» **TASK TO CARRY OUT**: Below are entries to be transcribed exactly; exclude the pictures from the copy.

Start RECORDS FOR THIS EXERCISE

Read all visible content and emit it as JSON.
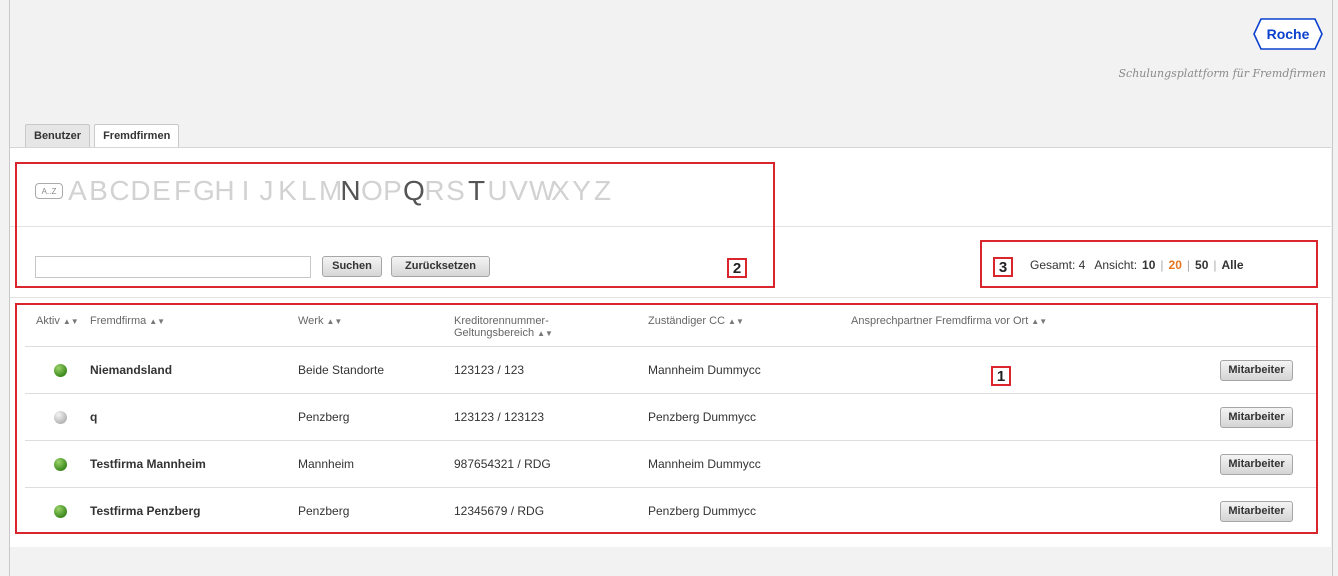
{
  "header": {
    "logo_text": "Roche",
    "tagline": "Schulungsplattform für Fremdfirmen"
  },
  "tabs": [
    {
      "label": "Benutzer",
      "active": false
    },
    {
      "label": "Fremdfirmen",
      "active": true
    }
  ],
  "alphabet": {
    "icon_text": "A..Z",
    "letters": [
      "A",
      "B",
      "C",
      "D",
      "E",
      "F",
      "G",
      "H",
      "I",
      "J",
      "K",
      "L",
      "M",
      "N",
      "O",
      "P",
      "Q",
      "R",
      "S",
      "T",
      "U",
      "V",
      "W",
      "X",
      "Y",
      "Z"
    ],
    "active_letters": [
      "N",
      "Q",
      "T"
    ]
  },
  "search": {
    "input_value": "",
    "search_label": "Suchen",
    "reset_label": "Zurücksetzen"
  },
  "paging": {
    "total_label": "Gesamt: 4",
    "view_label": "Ansicht:",
    "options": [
      "10",
      "20",
      "50",
      "Alle"
    ],
    "selected": "20",
    "separator": "|"
  },
  "table": {
    "headers": {
      "aktiv": "Aktiv",
      "fremdfirma": "Fremdfirma",
      "werk": "Werk",
      "kreditor_line1": "Kreditorennummer-",
      "kreditor_line2": "Geltungsbereich",
      "cc": "Zuständiger CC",
      "ansprechpartner": "Ansprechpartner Fremdfirma vor Ort"
    },
    "sort_glyph": "▲▼",
    "rows": [
      {
        "active": true,
        "fremdfirma": "Niemandsland",
        "werk": "Beide Standorte",
        "kreditor": "123123 / 123",
        "cc": "Mannheim Dummycc",
        "ansprechpartner": "",
        "button": "Mitarbeiter"
      },
      {
        "active": false,
        "fremdfirma": "q",
        "werk": "Penzberg",
        "kreditor": "123123 / 123123",
        "cc": "Penzberg Dummycc",
        "ansprechpartner": "",
        "button": "Mitarbeiter"
      },
      {
        "active": true,
        "fremdfirma": "Testfirma Mannheim",
        "werk": "Mannheim",
        "kreditor": "987654321 / RDG",
        "cc": "Mannheim Dummycc",
        "ansprechpartner": "",
        "button": "Mitarbeiter"
      },
      {
        "active": true,
        "fremdfirma": "Testfirma Penzberg",
        "werk": "Penzberg",
        "kreditor": "12345679 / RDG",
        "cc": "Penzberg Dummycc",
        "ansprechpartner": "",
        "button": "Mitarbeiter"
      }
    ]
  },
  "annotations": [
    "1",
    "2",
    "3"
  ],
  "colors": {
    "annotation": "#d9262c",
    "roche_blue": "#0b41cd",
    "selected_page": "#e8741d",
    "active_green": "#3d8a1e"
  }
}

End RECORDS FOR THIS EXERCISE

» **TASK SOLUTION**:
Read all visible content and emit it as JSON.
{
  "header": {
    "logo_text": "Roche",
    "tagline": "Schulungsplattform für Fremdfirmen"
  },
  "tabs": [
    {
      "label": "Benutzer",
      "active": false
    },
    {
      "label": "Fremdfirmen",
      "active": true
    }
  ],
  "alphabet": {
    "icon_text": "A..Z",
    "letters": [
      "A",
      "B",
      "C",
      "D",
      "E",
      "F",
      "G",
      "H",
      "I",
      "J",
      "K",
      "L",
      "M",
      "N",
      "O",
      "P",
      "Q",
      "R",
      "S",
      "T",
      "U",
      "V",
      "W",
      "X",
      "Y",
      "Z"
    ],
    "active_letters": [
      "N",
      "Q",
      "T"
    ]
  },
  "search": {
    "input_value": "",
    "search_label": "Suchen",
    "reset_label": "Zurücksetzen"
  },
  "paging": {
    "total_label": "Gesamt: 4",
    "view_label": "Ansicht:",
    "options": [
      "10",
      "20",
      "50",
      "Alle"
    ],
    "selected": "20",
    "separator": "|"
  },
  "table": {
    "headers": {
      "aktiv": "Aktiv",
      "fremdfirma": "Fremdfirma",
      "werk": "Werk",
      "kreditor_line1": "Kreditorennummer-",
      "kreditor_line2": "Geltungsbereich",
      "cc": "Zuständiger CC",
      "ansprechpartner": "Ansprechpartner Fremdfirma vor Ort"
    },
    "sort_glyph": "▲▼",
    "rows": [
      {
        "active": true,
        "fremdfirma": "Niemandsland",
        "werk": "Beide Standorte",
        "kreditor": "123123 / 123",
        "cc": "Mannheim Dummycc",
        "ansprechpartner": "",
        "button": "Mitarbeiter"
      },
      {
        "active": false,
        "fremdfirma": "q",
        "werk": "Penzberg",
        "kreditor": "123123 / 123123",
        "cc": "Penzberg Dummycc",
        "ansprechpartner": "",
        "button": "Mitarbeiter"
      },
      {
        "active": true,
        "fremdfirma": "Testfirma Mannheim",
        "werk": "Mannheim",
        "kreditor": "987654321 / RDG",
        "cc": "Mannheim Dummycc",
        "ansprechpartner": "",
        "button": "Mitarbeiter"
      },
      {
        "active": true,
        "fremdfirma": "Testfirma Penzberg",
        "werk": "Penzberg",
        "kreditor": "12345679 / RDG",
        "cc": "Penzberg Dummycc",
        "ansprechpartner": "",
        "button": "Mitarbeiter"
      }
    ]
  },
  "annotations": [
    "1",
    "2",
    "3"
  ],
  "colors": {
    "annotation": "#d9262c",
    "roche_blue": "#0b41cd",
    "selected_page": "#e8741d",
    "active_green": "#3d8a1e"
  }
}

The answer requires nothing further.